▶ **What to produce**:
Restate the data word for word and leave the images out.
——————————
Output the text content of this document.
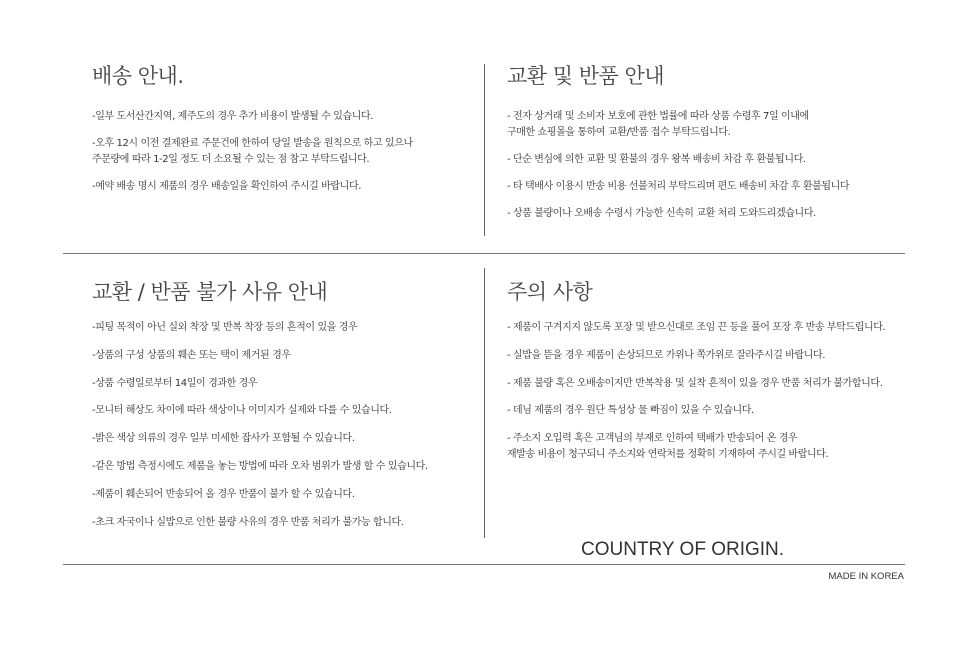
배송 안내.
-일부 도서산간지역, 제주도의 경우 추가 비용이 발생될 수 있습니다.
-오후 12시 이전 결제완료 주문건에 한하여 당일 발송을 원칙으로 하고 있으나
주문량에 따라 1-2일 정도 더 소요될 수 있는 점 참고 부탁드립니다.
-예약 배송 명시 제품의 경우 배송일을 확인하여 주시길 바랍니다.
교환 및 반품 안내
- 전자 상거래 및 소비자 보호에 관한 법률에 따라 상품 수령후 7일 이내에
구매한 쇼핑몰을 통하여 교환/반품 접수 부탁드립니다.
- 단순 변심에 의한 교환 및 환불의 경우 왕복 배송비 차감 후 환불됩니다.
- 타 택배사 이용시 반송 비용 선불처리 부탁드리며 편도 배송비 차감 후 환불됩니다
- 상품 불량이나 오배송 수령시 가능한 신속히 교환 처리 도와드리겠습니다.
교환 / 반품 불가 사유 안내
-피팅 목적이 아닌 실외 착장 및 반복 착장 등의 흔적이 있을 경우
-상품의 구성 상품의 훼손 또는 택이 제거된 경우
-상품 수령일로부터 14일이 경과한 경우
-모니터 해상도 차이에 따라 색상이나 이미지가 실제와 다를 수 있습니다.
-밝은 색상 의류의 경우 일부 미세한 잡사가 포함될 수 있습니다.
-같은 방법 측정시에도 제품을 놓는 방법에 따라 오차 범위가 발생 할 수 있습니다.
-제품이 훼손되어 반송되어 올 경우 반품이 불가 할 수 있습니다.
-초크 자국이나 실밥으로 인한 불량 사유의 경우 반품 처리가 불가능 합니다.
주의 사항
- 제품이 구겨지지 않도록 포장 및 받으신대로 조임 끈 등을 풀어 포장 후 반송 부탁드립니다.
- 실밥을 뜯을 경우 제품이 손상되므로 가위나 쪽가위로 잘라주시길 바랍니다.
- 제품 불량 혹은 오배송이지만 반복착용 및 실착 흔적이 있을 경우 반품 처리가 불가합니다.
- 데님 제품의 경우 원단 특성상 물 빠짐이 있을 수 있습니다.
- 주소지 오입력 혹은 고객님의 부재로 인하여 택배가 반송되어 온 경우
재발송 비용이 청구되니 주소지와 연락처를 정확히 기재하여 주시길 바랍니다.
COUNTRY OF ORIGIN.
MADE IN KOREA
——————————
▶ **Expected output**:
Output the text content of this document.
배송 안내.
-일부 도서산간지역, 제주도의 경우 추가 비용이 발생될 수 있습니다.
-오후 12시 이전 결제완료 주문건에 한하여 당일 발송을 원칙으로 하고 있으나
주문량에 따라 1-2일 정도 더 소요될 수 있는 점 참고 부탁드립니다.
-예약 배송 명시 제품의 경우 배송일을 확인하여 주시길 바랍니다.
교환 및 반품 안내
- 전자 상거래 및 소비자 보호에 관한 법률에 따라 상품 수령후 7일 이내에
구매한 쇼핑몰을 통하여 교환/반품 접수 부탁드립니다.
- 단순 변심에 의한 교환 및 환불의 경우 왕복 배송비 차감 후 환불됩니다.
- 타 택배사 이용시 반송 비용 선불처리 부탁드리며 편도 배송비 차감 후 환불됩니다
- 상품 불량이나 오배송 수령시 가능한 신속히 교환 처리 도와드리겠습니다.
교환 / 반품 불가 사유 안내
-피팅 목적이 아닌 실외 착장 및 반복 착장 등의 흔적이 있을 경우
-상품의 구성 상품의 훼손 또는 택이 제거된 경우
-상품 수령일로부터 14일이 경과한 경우
-모니터 해상도 차이에 따라 색상이나 이미지가 실제와 다를 수 있습니다.
-밝은 색상 의류의 경우 일부 미세한 잡사가 포함될 수 있습니다.
-같은 방법 측정시에도 제품을 놓는 방법에 따라 오차 범위가 발생 할 수 있습니다.
-제품이 훼손되어 반송되어 올 경우 반품이 불가 할 수 있습니다.
-초크 자국이나 실밥으로 인한 불량 사유의 경우 반품 처리가 불가능 합니다.
주의 사항
- 제품이 구겨지지 않도록 포장 및 받으신대로 조임 끈 등을 풀어 포장 후 반송 부탁드립니다.
- 실밥을 뜯을 경우 제품이 손상되므로 가위나 쪽가위로 잘라주시길 바랍니다.
- 제품 불량 혹은 오배송이지만 반복착용 및 실착 흔적이 있을 경우 반품 처리가 불가합니다.
- 데님 제품의 경우 원단 특성상 물 빠짐이 있을 수 있습니다.
- 주소지 오입력 혹은 고객님의 부재로 인하여 택배가 반송되어 온 경우
재발송 비용이 청구되니 주소지와 연락처를 정확히 기재하여 주시길 바랍니다.
COUNTRY OF ORIGIN.
MADE IN KOREA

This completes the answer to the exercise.